[Data entries]

^^^^

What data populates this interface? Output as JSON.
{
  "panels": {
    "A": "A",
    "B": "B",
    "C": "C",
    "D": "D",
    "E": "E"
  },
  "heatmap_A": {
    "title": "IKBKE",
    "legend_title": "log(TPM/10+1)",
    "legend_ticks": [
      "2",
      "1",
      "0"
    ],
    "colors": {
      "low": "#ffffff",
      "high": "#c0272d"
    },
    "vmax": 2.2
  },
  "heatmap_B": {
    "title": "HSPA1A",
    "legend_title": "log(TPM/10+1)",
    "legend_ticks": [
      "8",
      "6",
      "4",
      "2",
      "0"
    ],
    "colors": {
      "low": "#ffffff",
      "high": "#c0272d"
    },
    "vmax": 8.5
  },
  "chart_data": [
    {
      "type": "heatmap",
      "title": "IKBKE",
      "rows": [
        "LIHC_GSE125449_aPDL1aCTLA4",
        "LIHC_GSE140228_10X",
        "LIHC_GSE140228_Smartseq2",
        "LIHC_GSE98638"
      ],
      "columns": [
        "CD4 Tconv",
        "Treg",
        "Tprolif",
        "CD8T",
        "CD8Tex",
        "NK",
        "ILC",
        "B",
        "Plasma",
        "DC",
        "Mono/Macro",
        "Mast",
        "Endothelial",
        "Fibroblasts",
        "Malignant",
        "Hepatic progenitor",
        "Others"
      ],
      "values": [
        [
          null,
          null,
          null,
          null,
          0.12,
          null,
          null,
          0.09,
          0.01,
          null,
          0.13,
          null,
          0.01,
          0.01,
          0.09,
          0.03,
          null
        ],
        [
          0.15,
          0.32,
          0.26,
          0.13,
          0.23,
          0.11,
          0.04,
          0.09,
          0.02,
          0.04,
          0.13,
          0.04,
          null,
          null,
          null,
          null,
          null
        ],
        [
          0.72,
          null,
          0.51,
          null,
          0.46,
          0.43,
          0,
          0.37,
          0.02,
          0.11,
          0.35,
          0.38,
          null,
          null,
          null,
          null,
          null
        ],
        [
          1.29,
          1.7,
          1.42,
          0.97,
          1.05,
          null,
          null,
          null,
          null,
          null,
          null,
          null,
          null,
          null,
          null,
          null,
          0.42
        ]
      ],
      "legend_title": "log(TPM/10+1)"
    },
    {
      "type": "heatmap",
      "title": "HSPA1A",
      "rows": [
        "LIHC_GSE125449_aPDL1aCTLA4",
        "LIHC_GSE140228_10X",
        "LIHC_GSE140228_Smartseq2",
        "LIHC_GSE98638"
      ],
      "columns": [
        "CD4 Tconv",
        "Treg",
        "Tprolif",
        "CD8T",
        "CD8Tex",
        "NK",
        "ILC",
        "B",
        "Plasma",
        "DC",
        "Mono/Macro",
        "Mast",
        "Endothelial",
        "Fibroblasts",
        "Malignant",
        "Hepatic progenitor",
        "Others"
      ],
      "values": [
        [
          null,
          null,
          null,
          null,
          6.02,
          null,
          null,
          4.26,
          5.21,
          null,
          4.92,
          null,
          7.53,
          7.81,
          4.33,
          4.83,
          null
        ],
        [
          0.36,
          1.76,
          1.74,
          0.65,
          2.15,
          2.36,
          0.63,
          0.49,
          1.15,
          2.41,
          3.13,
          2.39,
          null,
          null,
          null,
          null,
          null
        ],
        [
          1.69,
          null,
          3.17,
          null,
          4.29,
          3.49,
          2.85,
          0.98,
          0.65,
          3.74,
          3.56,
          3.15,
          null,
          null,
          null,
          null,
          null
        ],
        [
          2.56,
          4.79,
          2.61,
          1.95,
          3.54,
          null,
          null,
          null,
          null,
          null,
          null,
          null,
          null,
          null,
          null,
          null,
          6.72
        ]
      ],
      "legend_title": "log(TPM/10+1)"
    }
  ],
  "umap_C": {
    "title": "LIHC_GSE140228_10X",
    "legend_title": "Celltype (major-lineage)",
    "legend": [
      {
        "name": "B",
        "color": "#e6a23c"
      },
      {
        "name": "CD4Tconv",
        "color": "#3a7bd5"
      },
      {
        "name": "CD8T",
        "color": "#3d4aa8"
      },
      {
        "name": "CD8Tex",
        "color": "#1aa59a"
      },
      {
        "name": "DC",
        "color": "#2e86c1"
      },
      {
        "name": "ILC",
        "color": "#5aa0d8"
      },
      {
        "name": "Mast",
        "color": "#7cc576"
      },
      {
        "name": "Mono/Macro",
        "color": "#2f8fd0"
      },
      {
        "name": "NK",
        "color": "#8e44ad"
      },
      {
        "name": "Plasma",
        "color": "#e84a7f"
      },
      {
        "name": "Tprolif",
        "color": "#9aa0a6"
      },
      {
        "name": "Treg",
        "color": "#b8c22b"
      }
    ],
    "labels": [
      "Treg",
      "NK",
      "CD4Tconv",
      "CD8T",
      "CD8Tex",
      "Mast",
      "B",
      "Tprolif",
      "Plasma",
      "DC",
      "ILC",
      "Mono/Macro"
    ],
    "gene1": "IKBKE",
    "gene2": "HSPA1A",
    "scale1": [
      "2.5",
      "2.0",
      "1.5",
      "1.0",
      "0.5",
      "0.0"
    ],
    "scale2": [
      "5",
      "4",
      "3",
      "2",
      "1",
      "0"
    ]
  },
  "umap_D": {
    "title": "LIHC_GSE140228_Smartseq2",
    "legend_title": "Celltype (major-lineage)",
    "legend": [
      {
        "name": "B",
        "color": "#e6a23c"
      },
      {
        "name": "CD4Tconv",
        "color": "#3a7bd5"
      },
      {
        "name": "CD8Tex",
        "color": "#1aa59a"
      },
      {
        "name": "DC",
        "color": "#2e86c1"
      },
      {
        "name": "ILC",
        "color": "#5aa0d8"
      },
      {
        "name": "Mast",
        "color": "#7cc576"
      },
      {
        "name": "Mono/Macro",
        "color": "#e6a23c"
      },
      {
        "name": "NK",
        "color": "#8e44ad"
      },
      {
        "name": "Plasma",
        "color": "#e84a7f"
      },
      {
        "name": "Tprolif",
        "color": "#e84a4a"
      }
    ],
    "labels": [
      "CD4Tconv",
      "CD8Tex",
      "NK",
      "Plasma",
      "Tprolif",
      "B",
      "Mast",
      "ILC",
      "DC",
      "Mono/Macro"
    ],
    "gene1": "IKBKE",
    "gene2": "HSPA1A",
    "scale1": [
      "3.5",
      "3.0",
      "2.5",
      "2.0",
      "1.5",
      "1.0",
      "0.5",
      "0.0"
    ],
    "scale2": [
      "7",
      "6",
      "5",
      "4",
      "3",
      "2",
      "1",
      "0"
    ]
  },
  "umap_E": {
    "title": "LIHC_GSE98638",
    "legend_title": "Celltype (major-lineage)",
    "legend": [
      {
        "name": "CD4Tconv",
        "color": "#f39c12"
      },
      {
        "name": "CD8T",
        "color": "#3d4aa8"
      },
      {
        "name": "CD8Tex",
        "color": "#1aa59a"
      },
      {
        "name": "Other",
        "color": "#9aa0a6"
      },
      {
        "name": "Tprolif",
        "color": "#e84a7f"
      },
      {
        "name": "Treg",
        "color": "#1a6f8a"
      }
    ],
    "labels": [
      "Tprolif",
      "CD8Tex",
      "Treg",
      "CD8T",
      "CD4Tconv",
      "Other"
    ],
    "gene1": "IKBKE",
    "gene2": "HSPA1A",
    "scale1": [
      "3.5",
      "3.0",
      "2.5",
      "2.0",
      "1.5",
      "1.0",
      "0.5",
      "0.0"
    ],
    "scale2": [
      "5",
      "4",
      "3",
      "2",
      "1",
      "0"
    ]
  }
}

^^^^

WORK REQUIRED
Nothing may be left out: return each entry exactly as it reads.

TASK OUTPUT
What data populates this interface? Output as JSON.
{
  "panels": {
    "A": "A",
    "B": "B",
    "C": "C",
    "D": "D",
    "E": "E"
  },
  "heatmap_A": {
    "title": "IKBKE",
    "legend_title": "log(TPM/10+1)",
    "legend_ticks": [
      "2",
      "1",
      "0"
    ],
    "colors": {
      "low": "#ffffff",
      "high": "#c0272d"
    },
    "vmax": 2.2
  },
  "heatmap_B": {
    "title": "HSPA1A",
    "legend_title": "log(TPM/10+1)",
    "legend_ticks": [
      "8",
      "6",
      "4",
      "2",
      "0"
    ],
    "colors": {
      "low": "#ffffff",
      "high": "#c0272d"
    },
    "vmax": 8.5
  },
  "chart_data": [
    {
      "type": "heatmap",
      "title": "IKBKE",
      "rows": [
        "LIHC_GSE125449_aPDL1aCTLA4",
        "LIHC_GSE140228_10X",
        "LIHC_GSE140228_Smartseq2",
        "LIHC_GSE98638"
      ],
      "columns": [
        "CD4 Tconv",
        "Treg",
        "Tprolif",
        "CD8T",
        "CD8Tex",
        "NK",
        "ILC",
        "B",
        "Plasma",
        "DC",
        "Mono/Macro",
        "Mast",
        "Endothelial",
        "Fibroblasts",
        "Malignant",
        "Hepatic progenitor",
        "Others"
      ],
      "values": [
        [
          null,
          null,
          null,
          null,
          0.12,
          null,
          null,
          0.09,
          0.01,
          null,
          0.13,
          null,
          0.01,
          0.01,
          0.09,
          0.03,
          null
        ],
        [
          0.15,
          0.32,
          0.26,
          0.13,
          0.23,
          0.11,
          0.04,
          0.09,
          0.02,
          0.04,
          0.13,
          0.04,
          null,
          null,
          null,
          null,
          null
        ],
        [
          0.72,
          null,
          0.51,
          null,
          0.46,
          0.43,
          0,
          0.37,
          0.02,
          0.11,
          0.35,
          0.38,
          null,
          null,
          null,
          null,
          null
        ],
        [
          1.29,
          1.7,
          1.42,
          0.97,
          1.05,
          null,
          null,
          null,
          null,
          null,
          null,
          null,
          null,
          null,
          null,
          null,
          0.42
        ]
      ],
      "legend_title": "log(TPM/10+1)"
    },
    {
      "type": "heatmap",
      "title": "HSPA1A",
      "rows": [
        "LIHC_GSE125449_aPDL1aCTLA4",
        "LIHC_GSE140228_10X",
        "LIHC_GSE140228_Smartseq2",
        "LIHC_GSE98638"
      ],
      "columns": [
        "CD4 Tconv",
        "Treg",
        "Tprolif",
        "CD8T",
        "CD8Tex",
        "NK",
        "ILC",
        "B",
        "Plasma",
        "DC",
        "Mono/Macro",
        "Mast",
        "Endothelial",
        "Fibroblasts",
        "Malignant",
        "Hepatic progenitor",
        "Others"
      ],
      "values": [
        [
          null,
          null,
          null,
          null,
          6.02,
          null,
          null,
          4.26,
          5.21,
          null,
          4.92,
          null,
          7.53,
          7.81,
          4.33,
          4.83,
          null
        ],
        [
          0.36,
          1.76,
          1.74,
          0.65,
          2.15,
          2.36,
          0.63,
          0.49,
          1.15,
          2.41,
          3.13,
          2.39,
          null,
          null,
          null,
          null,
          null
        ],
        [
          1.69,
          null,
          3.17,
          null,
          4.29,
          3.49,
          2.85,
          0.98,
          0.65,
          3.74,
          3.56,
          3.15,
          null,
          null,
          null,
          null,
          null
        ],
        [
          2.56,
          4.79,
          2.61,
          1.95,
          3.54,
          null,
          null,
          null,
          null,
          null,
          null,
          null,
          null,
          null,
          null,
          null,
          6.72
        ]
      ],
      "legend_title": "log(TPM/10+1)"
    }
  ],
  "umap_C": {
    "title": "LIHC_GSE140228_10X",
    "legend_title": "Celltype (major-lineage)",
    "legend": [
      {
        "name": "B",
        "color": "#e6a23c"
      },
      {
        "name": "CD4Tconv",
        "color": "#3a7bd5"
      },
      {
        "name": "CD8T",
        "color": "#3d4aa8"
      },
      {
        "name": "CD8Tex",
        "color": "#1aa59a"
      },
      {
        "name": "DC",
        "color": "#2e86c1"
      },
      {
        "name": "ILC",
        "color": "#5aa0d8"
      },
      {
        "name": "Mast",
        "color": "#7cc576"
      },
      {
        "name": "Mono/Macro",
        "color": "#2f8fd0"
      },
      {
        "name": "NK",
        "color": "#8e44ad"
      },
      {
        "name": "Plasma",
        "color": "#e84a7f"
      },
      {
        "name": "Tprolif",
        "color": "#9aa0a6"
      },
      {
        "name": "Treg",
        "color": "#b8c22b"
      }
    ],
    "labels": [
      "Treg",
      "NK",
      "CD4Tconv",
      "CD8T",
      "CD8Tex",
      "Mast",
      "B",
      "Tprolif",
      "Plasma",
      "DC",
      "ILC",
      "Mono/Macro"
    ],
    "gene1": "IKBKE",
    "gene2": "HSPA1A",
    "scale1": [
      "2.5",
      "2.0",
      "1.5",
      "1.0",
      "0.5",
      "0.0"
    ],
    "scale2": [
      "5",
      "4",
      "3",
      "2",
      "1",
      "0"
    ]
  },
  "umap_D": {
    "title": "LIHC_GSE140228_Smartseq2",
    "legend_title": "Celltype (major-lineage)",
    "legend": [
      {
        "name": "B",
        "color": "#e6a23c"
      },
      {
        "name": "CD4Tconv",
        "color": "#3a7bd5"
      },
      {
        "name": "CD8Tex",
        "color": "#1aa59a"
      },
      {
        "name": "DC",
        "color": "#2e86c1"
      },
      {
        "name": "ILC",
        "color": "#5aa0d8"
      },
      {
        "name": "Mast",
        "color": "#7cc576"
      },
      {
        "name": "Mono/Macro",
        "color": "#e6a23c"
      },
      {
        "name": "NK",
        "color": "#8e44ad"
      },
      {
        "name": "Plasma",
        "color": "#e84a7f"
      },
      {
        "name": "Tprolif",
        "color": "#e84a4a"
      }
    ],
    "labels": [
      "CD4Tconv",
      "CD8Tex",
      "NK",
      "Plasma",
      "Tprolif",
      "B",
      "Mast",
      "ILC",
      "DC",
      "Mono/Macro"
    ],
    "gene1": "IKBKE",
    "gene2": "HSPA1A",
    "scale1": [
      "3.5",
      "3.0",
      "2.5",
      "2.0",
      "1.5",
      "1.0",
      "0.5",
      "0.0"
    ],
    "scale2": [
      "7",
      "6",
      "5",
      "4",
      "3",
      "2",
      "1",
      "0"
    ]
  },
  "umap_E": {
    "title": "LIHC_GSE98638",
    "legend_title": "Celltype (major-lineage)",
    "legend": [
      {
        "name": "CD4Tconv",
        "color": "#f39c12"
      },
      {
        "name": "CD8T",
        "color": "#3d4aa8"
      },
      {
        "name": "CD8Tex",
        "color": "#1aa59a"
      },
      {
        "name": "Other",
        "color": "#9aa0a6"
      },
      {
        "name": "Tprolif",
        "color": "#e84a7f"
      },
      {
        "name": "Treg",
        "color": "#1a6f8a"
      }
    ],
    "labels": [
      "Tprolif",
      "CD8Tex",
      "Treg",
      "CD8T",
      "CD4Tconv",
      "Other"
    ],
    "gene1": "IKBKE",
    "gene2": "HSPA1A",
    "scale1": [
      "3.5",
      "3.0",
      "2.5",
      "2.0",
      "1.5",
      "1.0",
      "0.5",
      "0.0"
    ],
    "scale2": [
      "5",
      "4",
      "3",
      "2",
      "1",
      "0"
    ]
  }
}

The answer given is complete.